**Task instructions:** Copy out the lines of the records word for word, starting at the line containing "83, 99, 93]" and ending at the line containing "52, 88, 56]", with both of those lines included.
★ ★ ★
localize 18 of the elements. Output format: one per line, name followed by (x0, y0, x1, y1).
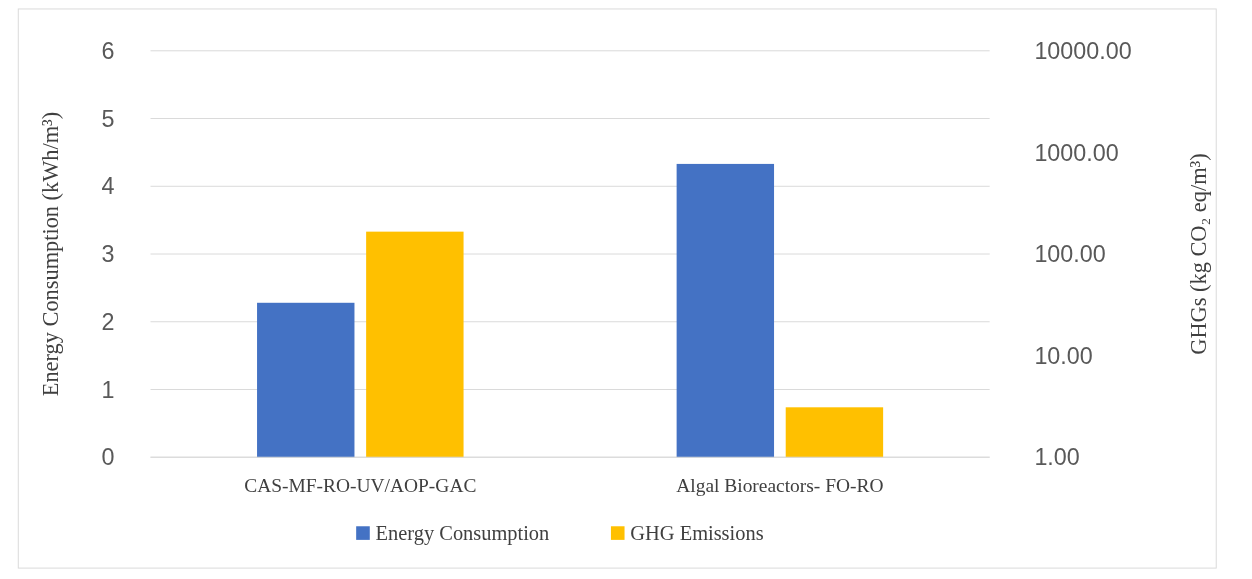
y-tick-label: 6 (101, 37, 115, 64)
x-tick-label: CAS-MF-RO-UV/AOP-GAC (244, 475, 477, 497)
y2-tick-label: 10.00 (1034, 342, 1093, 369)
y-tick-label: 2 (101, 308, 115, 335)
legend-label: GHG Emissions (630, 522, 764, 545)
y-tick-label: 0 (101, 444, 115, 471)
x-tick-label: Algal Bioreactors- FO-RO (676, 475, 884, 497)
y2-axis-title: GHGs (kg CO₂ eq/m³) (1185, 153, 1211, 355)
y-tick-label: 1 (101, 376, 115, 403)
y-tick-label: 4 (101, 173, 115, 200)
y-tick-label: 3 (101, 241, 115, 268)
y-tick-label: 5 (101, 105, 115, 132)
y2-tick-label: 10000.00 (1034, 37, 1132, 64)
y2-tick-label: 100.00 (1034, 241, 1106, 268)
legend-label: Energy Consumption (375, 522, 550, 546)
y2-tick-label: 1.00 (1034, 444, 1080, 471)
y2-tick-label: 1000.00 (1034, 139, 1119, 166)
y-axis-title: Energy Consumption (kWh/m³) (38, 111, 64, 397)
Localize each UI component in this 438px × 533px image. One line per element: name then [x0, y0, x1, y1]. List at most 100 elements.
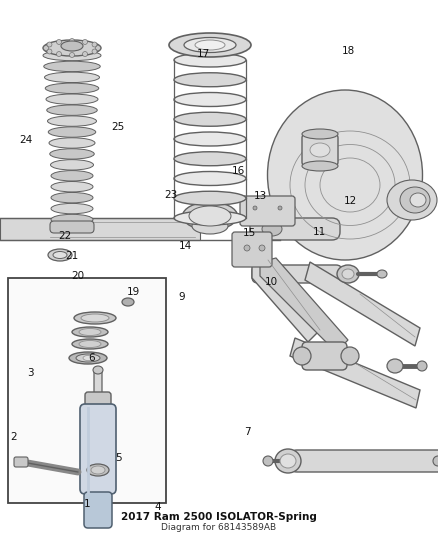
Ellipse shape	[45, 83, 99, 93]
FancyBboxPatch shape	[80, 404, 116, 494]
Polygon shape	[252, 260, 320, 342]
Ellipse shape	[72, 339, 108, 349]
Text: 5: 5	[115, 454, 122, 463]
Ellipse shape	[47, 116, 96, 126]
Text: 17: 17	[197, 50, 210, 59]
Ellipse shape	[82, 52, 88, 56]
Text: 23: 23	[164, 190, 177, 199]
Text: 18: 18	[342, 46, 355, 55]
Ellipse shape	[70, 52, 74, 58]
Text: 21: 21	[66, 251, 79, 261]
Ellipse shape	[174, 211, 246, 225]
FancyBboxPatch shape	[250, 218, 340, 240]
Text: 20: 20	[71, 271, 85, 281]
Ellipse shape	[87, 464, 109, 476]
FancyBboxPatch shape	[85, 392, 111, 406]
Ellipse shape	[174, 132, 246, 146]
Ellipse shape	[69, 352, 107, 364]
Ellipse shape	[275, 449, 301, 473]
Text: 10: 10	[265, 278, 278, 287]
FancyBboxPatch shape	[302, 342, 347, 370]
Ellipse shape	[51, 204, 93, 214]
Text: 16: 16	[232, 166, 245, 175]
Bar	[0, 218, 200, 240]
Text: 15: 15	[243, 229, 256, 238]
Ellipse shape	[387, 359, 403, 373]
Ellipse shape	[342, 269, 354, 279]
Text: Diagram for 68143589AB: Diagram for 68143589AB	[162, 522, 276, 531]
Text: 3: 3	[27, 368, 34, 378]
Ellipse shape	[341, 347, 359, 365]
Ellipse shape	[278, 206, 282, 210]
Ellipse shape	[83, 356, 93, 360]
Ellipse shape	[74, 312, 116, 324]
Polygon shape	[305, 262, 420, 346]
Bar	[8, 278, 166, 503]
Ellipse shape	[253, 206, 257, 210]
Ellipse shape	[51, 171, 93, 181]
Ellipse shape	[49, 138, 95, 148]
Polygon shape	[260, 258, 348, 352]
Polygon shape	[290, 338, 420, 408]
Text: 7: 7	[244, 427, 251, 437]
Ellipse shape	[91, 466, 105, 474]
Ellipse shape	[174, 72, 246, 87]
Ellipse shape	[47, 42, 52, 47]
Ellipse shape	[410, 193, 426, 207]
Text: 13: 13	[254, 191, 267, 201]
FancyBboxPatch shape	[240, 196, 295, 226]
Ellipse shape	[70, 38, 74, 44]
Ellipse shape	[79, 341, 101, 348]
Ellipse shape	[72, 327, 108, 337]
Ellipse shape	[51, 192, 93, 203]
Text: 25: 25	[111, 122, 124, 132]
Ellipse shape	[76, 354, 100, 362]
Ellipse shape	[48, 127, 96, 137]
Ellipse shape	[377, 270, 387, 278]
Ellipse shape	[92, 42, 97, 47]
Ellipse shape	[302, 129, 338, 139]
Text: 1: 1	[84, 499, 91, 508]
Text: 12: 12	[344, 197, 357, 206]
FancyBboxPatch shape	[290, 450, 438, 472]
Ellipse shape	[174, 172, 246, 185]
Text: 19: 19	[127, 287, 140, 297]
Ellipse shape	[93, 366, 103, 374]
Text: 6: 6	[88, 353, 95, 363]
FancyBboxPatch shape	[94, 368, 102, 396]
Ellipse shape	[122, 298, 134, 306]
Ellipse shape	[47, 49, 52, 54]
Text: 4: 4	[154, 503, 161, 512]
Ellipse shape	[387, 180, 437, 220]
Text: 9: 9	[178, 293, 185, 302]
Text: 11: 11	[313, 227, 326, 237]
Ellipse shape	[45, 72, 99, 83]
Ellipse shape	[79, 328, 101, 335]
Ellipse shape	[184, 37, 236, 52]
FancyBboxPatch shape	[50, 221, 94, 233]
Ellipse shape	[51, 214, 93, 225]
Ellipse shape	[263, 456, 273, 466]
Ellipse shape	[43, 50, 101, 61]
Ellipse shape	[47, 105, 97, 115]
Ellipse shape	[183, 202, 237, 230]
Text: 22: 22	[58, 231, 71, 240]
Text: 2017 Ram 2500 ISOLATOR-Spring: 2017 Ram 2500 ISOLATOR-Spring	[121, 512, 317, 522]
Text: 24: 24	[20, 135, 33, 144]
Ellipse shape	[259, 245, 265, 251]
Ellipse shape	[48, 249, 72, 261]
Ellipse shape	[192, 218, 228, 234]
Ellipse shape	[95, 45, 100, 51]
Ellipse shape	[46, 94, 98, 104]
Ellipse shape	[57, 52, 61, 56]
Ellipse shape	[174, 93, 246, 107]
Ellipse shape	[174, 191, 246, 205]
Ellipse shape	[82, 39, 88, 44]
Ellipse shape	[293, 347, 311, 365]
Ellipse shape	[174, 112, 246, 126]
Ellipse shape	[43, 40, 101, 56]
Ellipse shape	[174, 152, 246, 166]
Ellipse shape	[280, 454, 296, 468]
FancyBboxPatch shape	[232, 232, 272, 267]
Ellipse shape	[81, 314, 109, 322]
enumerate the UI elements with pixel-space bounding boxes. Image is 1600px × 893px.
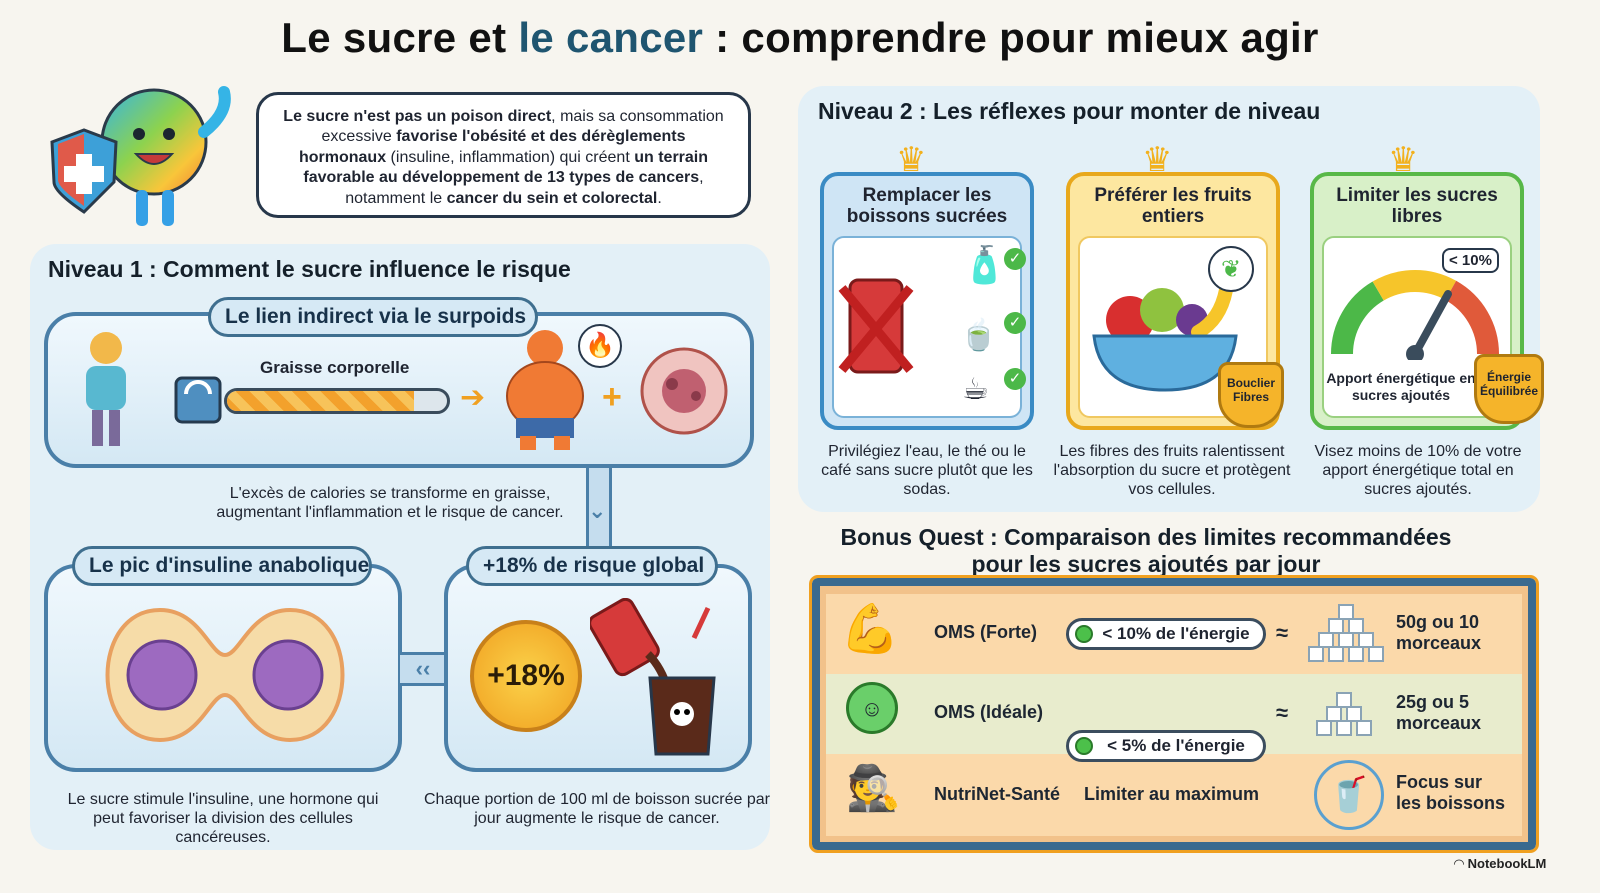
cancer-cell-icon — [640, 347, 728, 435]
page-title: Le sucre et le cancer : comprendre pour … — [281, 14, 1319, 61]
whole-fruits-caption: Les fibres des fruits ralentissent l'abs… — [1053, 443, 1291, 499]
intro-bubble: Le sucre n'est pas un poison direct, mai… — [256, 92, 751, 218]
detective-icon: 🕵 — [846, 764, 901, 813]
row-limit: Limiter au maximum — [1084, 784, 1260, 804]
overweight-person-icon — [506, 330, 584, 450]
level2-title: Niveau 2 : Les réflexes pour monter de n… — [818, 98, 1321, 124]
fruit-bowl-icon — [1092, 283, 1238, 392]
glass-icon: 🥤 — [1314, 760, 1384, 830]
approx-sign: ≈ — [1276, 620, 1289, 645]
global-risk-caption: Chaque portion de 100 ml de boisson sucr… — [424, 791, 770, 828]
global-risk-label: +18% de risque global — [466, 546, 718, 586]
row-amount: 25g ou 5 morceaux — [1396, 692, 1482, 734]
connector-arrow — [586, 468, 612, 548]
row-limit: < 5% de l'énergie — [1066, 730, 1266, 762]
mascot-icon — [50, 86, 231, 226]
brand-label: ◠ NotebookLM — [1454, 856, 1547, 871]
person-icon — [86, 332, 126, 446]
status-dot — [1075, 737, 1093, 755]
fat-bar-fill — [227, 391, 414, 411]
balanced-energy-badge: Énergie Équilibrée — [1474, 354, 1544, 424]
water-bottle-icon: 🧴 — [962, 244, 1007, 285]
fat-bar — [224, 388, 450, 414]
cell-division-icon — [105, 607, 345, 743]
replace-drinks-title: Remplacer les boissons sucrées — [846, 185, 1008, 227]
soda-pour-icon — [590, 598, 716, 756]
replace-drinks-art — [832, 236, 1022, 418]
gauge-icon — [1331, 270, 1499, 360]
limit-sugars-title: Limiter les sucres libres — [1336, 185, 1498, 227]
level1-title: Niveau 1 : Comment le sucre influence le… — [48, 256, 571, 282]
row-amount: Focus sur les boissons — [1396, 772, 1506, 814]
scale-icon — [174, 376, 222, 424]
fiber-shield-badge: Bouclier Fibres — [1218, 362, 1284, 428]
gauge-tag: < 10% — [1442, 248, 1499, 273]
crowned-mascot-icon: ☺ — [846, 682, 898, 734]
chevron-down-icon: ⌄ — [588, 498, 607, 523]
plus-icon: + — [602, 378, 622, 416]
crossed-soda-icon — [838, 278, 914, 374]
check-icon: ✓ — [1004, 248, 1026, 270]
sugar-cubes-icon — [1306, 604, 1386, 664]
row-name: OMS (Forte) — [934, 622, 1037, 642]
insulin-label: Le pic d'insuline anabolique — [72, 546, 372, 586]
risk-badge: +18% — [470, 620, 582, 732]
row-limit: < 10% de l'énergie — [1066, 618, 1266, 650]
row-amount: 50g ou 10 morceaux — [1396, 612, 1482, 654]
insulin-caption: Le sucre stimule l'insuline, une hormone… — [67, 791, 379, 847]
sugar-cubes-icon — [1312, 690, 1382, 738]
fat-bar-label: Graisse corporelle — [260, 358, 410, 377]
check-icon: ✓ — [1004, 368, 1026, 390]
bonus-title: Bonus Quest : Comparaison des limites re… — [840, 524, 1452, 577]
gauge-label: Apport énergétique en sucres ajoutés — [1326, 370, 1476, 403]
fire-icon: 🔥 — [578, 324, 622, 368]
row-name: NutriNet-Santé — [934, 784, 1061, 804]
arrow-right-icon: ➔ — [460, 381, 486, 414]
status-dot — [1075, 625, 1093, 643]
limit-sugars-caption: Visez moins de 10% de votre apport énerg… — [1314, 443, 1522, 499]
indirect-link-caption: L'excès de calories se transforme en gra… — [216, 485, 564, 522]
brand-icon: ◠ — [1454, 856, 1468, 871]
chevron-left-icon: ‹‹ — [400, 652, 446, 686]
coffee-cup-icon: ☕ — [962, 373, 989, 406]
whole-fruits-title: Préférer les fruits entiers — [1094, 185, 1252, 227]
check-icon: ✓ — [1004, 312, 1026, 334]
bonus-row — [826, 754, 1522, 836]
approx-sign: ≈ — [1276, 700, 1289, 725]
tea-cup-icon: 🍵 — [960, 319, 998, 352]
row-name: OMS (Idéale) — [934, 702, 1044, 722]
replace-drinks-caption: Privilégiez l'eau, le thé ou le café san… — [821, 443, 1033, 499]
strong-mascot-icon: 💪 — [840, 603, 900, 656]
indirect-link-label: Le lien indirect via le surpoids — [208, 297, 538, 337]
leaf-icon: ❦ — [1208, 246, 1254, 292]
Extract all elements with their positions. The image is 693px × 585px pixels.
★ ★ ★
**Solution:**
Ellipse shape	[45, 83, 99, 93]
FancyBboxPatch shape	[80, 404, 116, 494]
Polygon shape	[252, 260, 320, 342]
Ellipse shape	[72, 339, 108, 349]
Text: 5: 5	[115, 454, 122, 463]
Ellipse shape	[47, 116, 96, 126]
Text: 17: 17	[197, 50, 210, 59]
Ellipse shape	[82, 52, 88, 56]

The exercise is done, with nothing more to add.